## What is asked
Set down, word for word, the lines from the one holding "Decode this chart: output" to the final line, both included, and skip the pictures.
>>>>>
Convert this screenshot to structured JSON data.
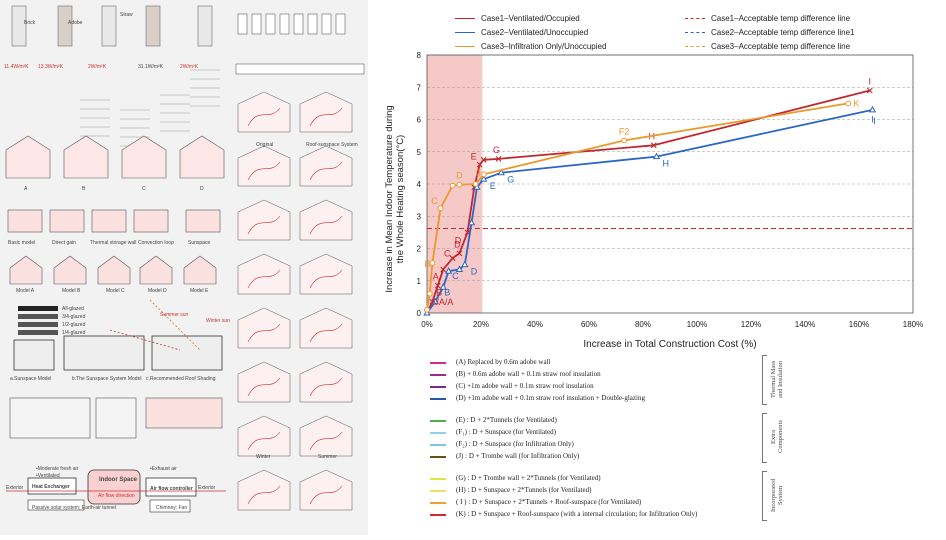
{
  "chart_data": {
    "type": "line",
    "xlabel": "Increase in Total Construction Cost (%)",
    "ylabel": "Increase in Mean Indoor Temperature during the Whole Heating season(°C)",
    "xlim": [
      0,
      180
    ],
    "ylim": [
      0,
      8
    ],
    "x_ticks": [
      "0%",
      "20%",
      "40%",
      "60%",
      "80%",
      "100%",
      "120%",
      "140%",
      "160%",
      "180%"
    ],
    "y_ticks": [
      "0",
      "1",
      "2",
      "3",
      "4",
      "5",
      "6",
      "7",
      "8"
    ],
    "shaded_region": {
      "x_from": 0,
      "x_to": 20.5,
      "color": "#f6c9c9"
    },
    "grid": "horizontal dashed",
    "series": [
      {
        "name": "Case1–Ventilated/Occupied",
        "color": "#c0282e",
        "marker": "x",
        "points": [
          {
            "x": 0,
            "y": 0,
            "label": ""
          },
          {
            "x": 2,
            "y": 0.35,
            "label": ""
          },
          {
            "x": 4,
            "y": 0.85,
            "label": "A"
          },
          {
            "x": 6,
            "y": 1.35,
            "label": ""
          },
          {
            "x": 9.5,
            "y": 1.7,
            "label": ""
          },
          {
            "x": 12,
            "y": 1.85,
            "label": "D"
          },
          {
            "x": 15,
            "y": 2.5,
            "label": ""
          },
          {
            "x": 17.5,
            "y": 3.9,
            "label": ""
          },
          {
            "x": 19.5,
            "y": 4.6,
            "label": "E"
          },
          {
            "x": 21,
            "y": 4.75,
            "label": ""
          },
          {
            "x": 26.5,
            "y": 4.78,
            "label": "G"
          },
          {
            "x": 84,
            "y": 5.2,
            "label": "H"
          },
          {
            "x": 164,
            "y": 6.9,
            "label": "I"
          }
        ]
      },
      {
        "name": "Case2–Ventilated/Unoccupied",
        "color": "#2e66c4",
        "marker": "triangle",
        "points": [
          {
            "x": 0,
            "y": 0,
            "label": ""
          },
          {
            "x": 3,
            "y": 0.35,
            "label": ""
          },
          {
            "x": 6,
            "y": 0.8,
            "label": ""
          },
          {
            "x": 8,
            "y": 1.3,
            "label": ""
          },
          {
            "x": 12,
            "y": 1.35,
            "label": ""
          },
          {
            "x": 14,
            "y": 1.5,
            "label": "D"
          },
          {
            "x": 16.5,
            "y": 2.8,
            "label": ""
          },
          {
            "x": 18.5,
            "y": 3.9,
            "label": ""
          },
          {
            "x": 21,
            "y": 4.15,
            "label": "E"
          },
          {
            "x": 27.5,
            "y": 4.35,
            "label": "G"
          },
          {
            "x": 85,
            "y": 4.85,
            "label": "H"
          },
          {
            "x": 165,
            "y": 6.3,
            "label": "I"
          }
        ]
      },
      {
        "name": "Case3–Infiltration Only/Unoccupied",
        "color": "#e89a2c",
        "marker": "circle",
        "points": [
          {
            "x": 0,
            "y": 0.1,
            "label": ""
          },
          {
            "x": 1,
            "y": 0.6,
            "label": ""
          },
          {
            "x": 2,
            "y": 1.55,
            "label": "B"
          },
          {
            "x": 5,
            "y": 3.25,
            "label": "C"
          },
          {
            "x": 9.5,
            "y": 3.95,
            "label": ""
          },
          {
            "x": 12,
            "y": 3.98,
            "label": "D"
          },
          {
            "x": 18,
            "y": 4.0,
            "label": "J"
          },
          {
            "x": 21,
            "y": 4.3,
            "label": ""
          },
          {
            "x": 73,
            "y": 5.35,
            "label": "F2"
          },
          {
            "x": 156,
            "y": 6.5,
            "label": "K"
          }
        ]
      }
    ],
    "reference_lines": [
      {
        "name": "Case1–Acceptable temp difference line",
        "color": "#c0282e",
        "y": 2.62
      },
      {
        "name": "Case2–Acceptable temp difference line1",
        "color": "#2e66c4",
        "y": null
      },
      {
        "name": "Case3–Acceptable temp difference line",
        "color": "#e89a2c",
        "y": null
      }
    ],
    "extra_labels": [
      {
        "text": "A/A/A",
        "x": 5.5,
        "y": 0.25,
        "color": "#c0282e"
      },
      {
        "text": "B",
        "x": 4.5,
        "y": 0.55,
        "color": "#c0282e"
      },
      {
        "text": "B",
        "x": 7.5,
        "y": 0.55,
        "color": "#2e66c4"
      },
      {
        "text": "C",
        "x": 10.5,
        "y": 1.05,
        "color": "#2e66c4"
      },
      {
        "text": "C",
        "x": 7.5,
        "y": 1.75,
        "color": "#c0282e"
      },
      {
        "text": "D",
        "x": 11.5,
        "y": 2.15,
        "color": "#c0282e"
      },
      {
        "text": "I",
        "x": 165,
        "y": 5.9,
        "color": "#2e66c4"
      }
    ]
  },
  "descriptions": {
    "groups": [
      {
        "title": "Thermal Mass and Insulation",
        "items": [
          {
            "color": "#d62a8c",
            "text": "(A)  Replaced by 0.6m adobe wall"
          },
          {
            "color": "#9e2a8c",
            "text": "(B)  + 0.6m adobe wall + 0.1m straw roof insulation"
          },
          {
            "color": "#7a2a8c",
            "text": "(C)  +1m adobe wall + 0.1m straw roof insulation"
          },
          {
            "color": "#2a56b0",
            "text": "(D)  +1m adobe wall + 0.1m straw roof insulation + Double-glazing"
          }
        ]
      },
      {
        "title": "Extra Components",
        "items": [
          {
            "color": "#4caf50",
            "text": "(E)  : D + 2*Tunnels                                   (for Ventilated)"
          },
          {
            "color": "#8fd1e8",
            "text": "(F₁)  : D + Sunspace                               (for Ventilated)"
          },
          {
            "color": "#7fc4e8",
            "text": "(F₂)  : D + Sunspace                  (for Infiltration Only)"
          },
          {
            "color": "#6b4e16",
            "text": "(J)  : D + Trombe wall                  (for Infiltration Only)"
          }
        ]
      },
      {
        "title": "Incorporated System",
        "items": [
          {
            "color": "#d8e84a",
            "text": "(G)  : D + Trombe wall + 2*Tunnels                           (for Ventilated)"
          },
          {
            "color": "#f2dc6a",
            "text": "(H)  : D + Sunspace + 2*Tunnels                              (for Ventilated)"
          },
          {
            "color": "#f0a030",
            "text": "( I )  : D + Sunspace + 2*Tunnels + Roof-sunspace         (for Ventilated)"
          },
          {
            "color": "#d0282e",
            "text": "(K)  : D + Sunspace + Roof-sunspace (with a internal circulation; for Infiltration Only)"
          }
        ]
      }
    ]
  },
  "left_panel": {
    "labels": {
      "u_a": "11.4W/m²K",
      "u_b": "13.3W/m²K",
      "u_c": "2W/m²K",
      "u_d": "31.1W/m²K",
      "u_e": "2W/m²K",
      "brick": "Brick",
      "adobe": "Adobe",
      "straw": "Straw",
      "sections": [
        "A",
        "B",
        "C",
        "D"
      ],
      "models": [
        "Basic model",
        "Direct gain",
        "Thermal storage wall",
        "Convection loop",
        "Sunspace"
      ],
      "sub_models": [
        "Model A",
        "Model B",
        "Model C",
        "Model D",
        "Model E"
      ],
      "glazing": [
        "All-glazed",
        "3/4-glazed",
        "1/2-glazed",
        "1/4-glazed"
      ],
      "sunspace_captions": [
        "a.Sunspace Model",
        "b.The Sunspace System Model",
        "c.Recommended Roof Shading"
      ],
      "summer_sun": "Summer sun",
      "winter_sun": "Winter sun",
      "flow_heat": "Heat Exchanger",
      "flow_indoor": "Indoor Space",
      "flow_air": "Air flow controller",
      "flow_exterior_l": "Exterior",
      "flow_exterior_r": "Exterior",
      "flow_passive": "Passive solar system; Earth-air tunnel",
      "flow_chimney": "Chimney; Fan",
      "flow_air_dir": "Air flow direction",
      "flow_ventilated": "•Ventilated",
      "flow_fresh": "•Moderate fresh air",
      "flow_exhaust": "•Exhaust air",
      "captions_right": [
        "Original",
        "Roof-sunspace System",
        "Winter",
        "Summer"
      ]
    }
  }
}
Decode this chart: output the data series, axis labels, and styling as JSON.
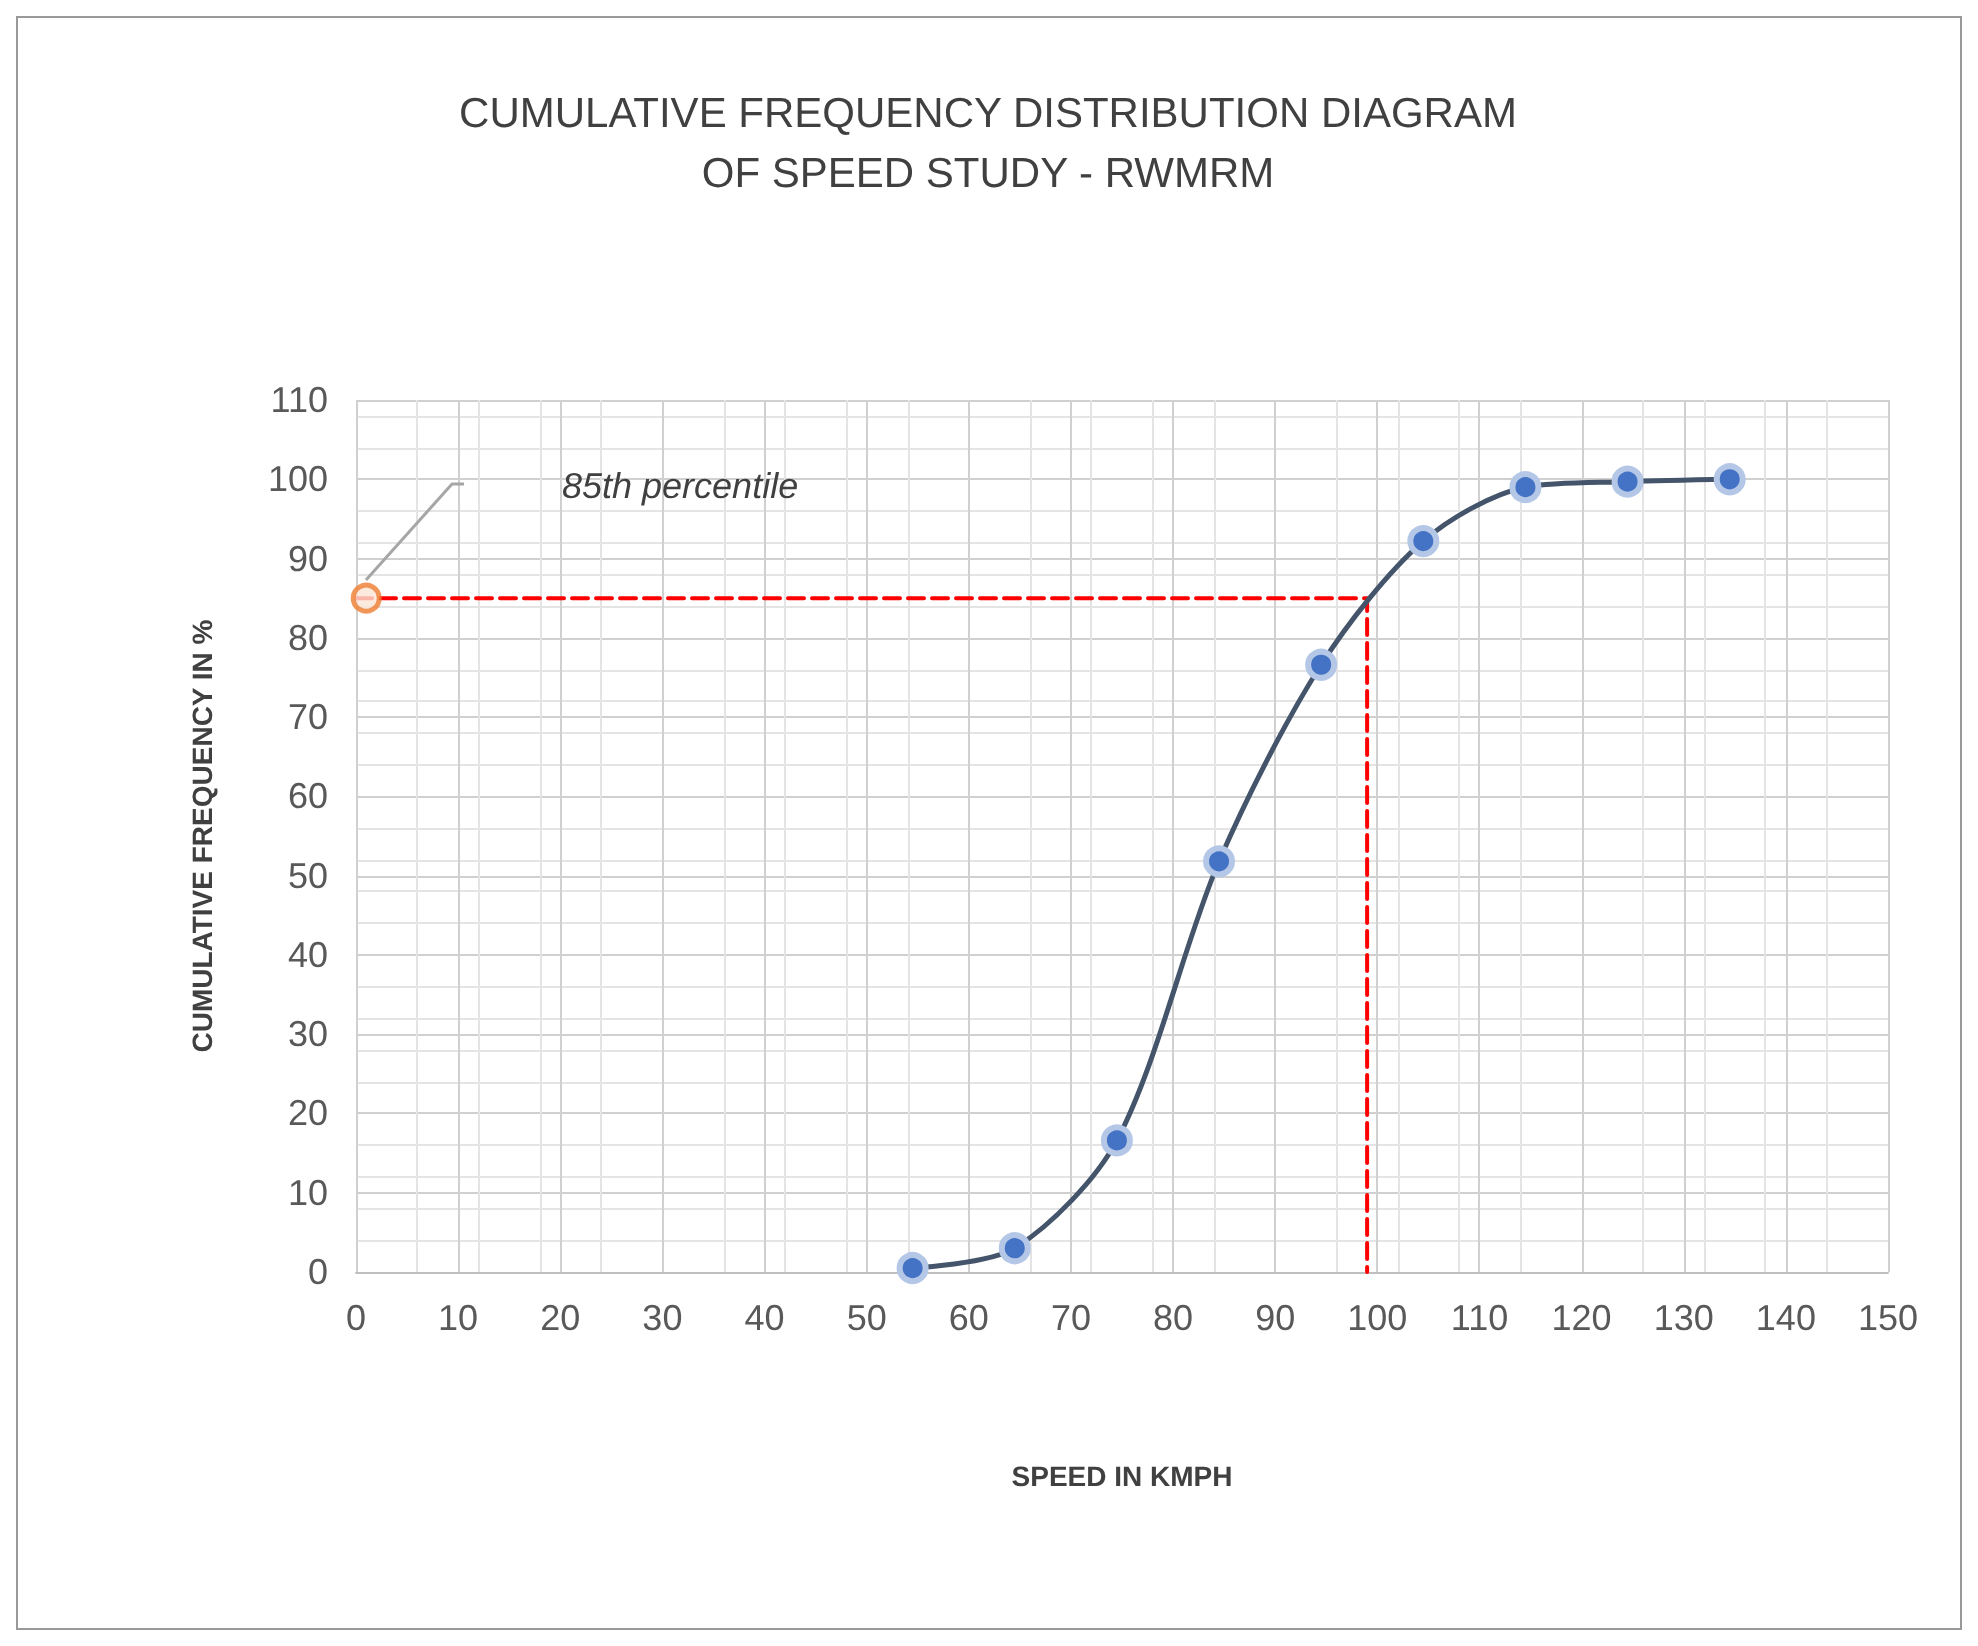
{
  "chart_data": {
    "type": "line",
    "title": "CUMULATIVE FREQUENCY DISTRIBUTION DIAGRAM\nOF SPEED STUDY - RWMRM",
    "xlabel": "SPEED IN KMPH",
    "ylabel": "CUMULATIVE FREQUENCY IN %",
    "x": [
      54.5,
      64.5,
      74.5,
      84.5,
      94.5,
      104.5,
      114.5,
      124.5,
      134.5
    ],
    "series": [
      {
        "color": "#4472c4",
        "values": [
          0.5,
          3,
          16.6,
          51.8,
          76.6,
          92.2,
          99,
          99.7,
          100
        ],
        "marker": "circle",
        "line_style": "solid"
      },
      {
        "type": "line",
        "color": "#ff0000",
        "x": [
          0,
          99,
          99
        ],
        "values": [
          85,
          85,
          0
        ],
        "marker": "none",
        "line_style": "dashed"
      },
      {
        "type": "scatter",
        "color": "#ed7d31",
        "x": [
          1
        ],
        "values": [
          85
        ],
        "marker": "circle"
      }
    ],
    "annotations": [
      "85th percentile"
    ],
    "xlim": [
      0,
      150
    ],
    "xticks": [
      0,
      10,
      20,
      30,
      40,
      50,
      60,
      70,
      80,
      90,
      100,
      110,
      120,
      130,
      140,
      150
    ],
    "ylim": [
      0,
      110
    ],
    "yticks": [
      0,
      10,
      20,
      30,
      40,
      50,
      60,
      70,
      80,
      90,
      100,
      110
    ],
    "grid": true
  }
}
<<<<<
## Written answer
Decode this chart: output the data series, axis labels, and styling as JSON.
{
  "chart_data": {
    "type": "line",
    "title": "CUMULATIVE FREQUENCY DISTRIBUTION DIAGRAM\nOF SPEED STUDY - RWMRM",
    "xlabel": "SPEED IN KMPH",
    "ylabel": "CUMULATIVE FREQUENCY IN %",
    "x": [
      54.5,
      64.5,
      74.5,
      84.5,
      94.5,
      104.5,
      114.5,
      124.5,
      134.5
    ],
    "series": [
      {
        "color": "#4472c4",
        "values": [
          0.5,
          3,
          16.6,
          51.8,
          76.6,
          92.2,
          99,
          99.7,
          100
        ],
        "marker": "circle",
        "line_style": "solid"
      },
      {
        "type": "line",
        "color": "#ff0000",
        "x": [
          0,
          99,
          99
        ],
        "values": [
          85,
          85,
          0
        ],
        "marker": "none",
        "line_style": "dashed"
      },
      {
        "type": "scatter",
        "color": "#ed7d31",
        "x": [
          1
        ],
        "values": [
          85
        ],
        "marker": "circle"
      }
    ],
    "annotations": [
      "85th percentile"
    ],
    "xlim": [
      0,
      150
    ],
    "xticks": [
      0,
      10,
      20,
      30,
      40,
      50,
      60,
      70,
      80,
      90,
      100,
      110,
      120,
      130,
      140,
      150
    ],
    "ylim": [
      0,
      110
    ],
    "yticks": [
      0,
      10,
      20,
      30,
      40,
      50,
      60,
      70,
      80,
      90,
      100,
      110
    ],
    "grid": true
  }
}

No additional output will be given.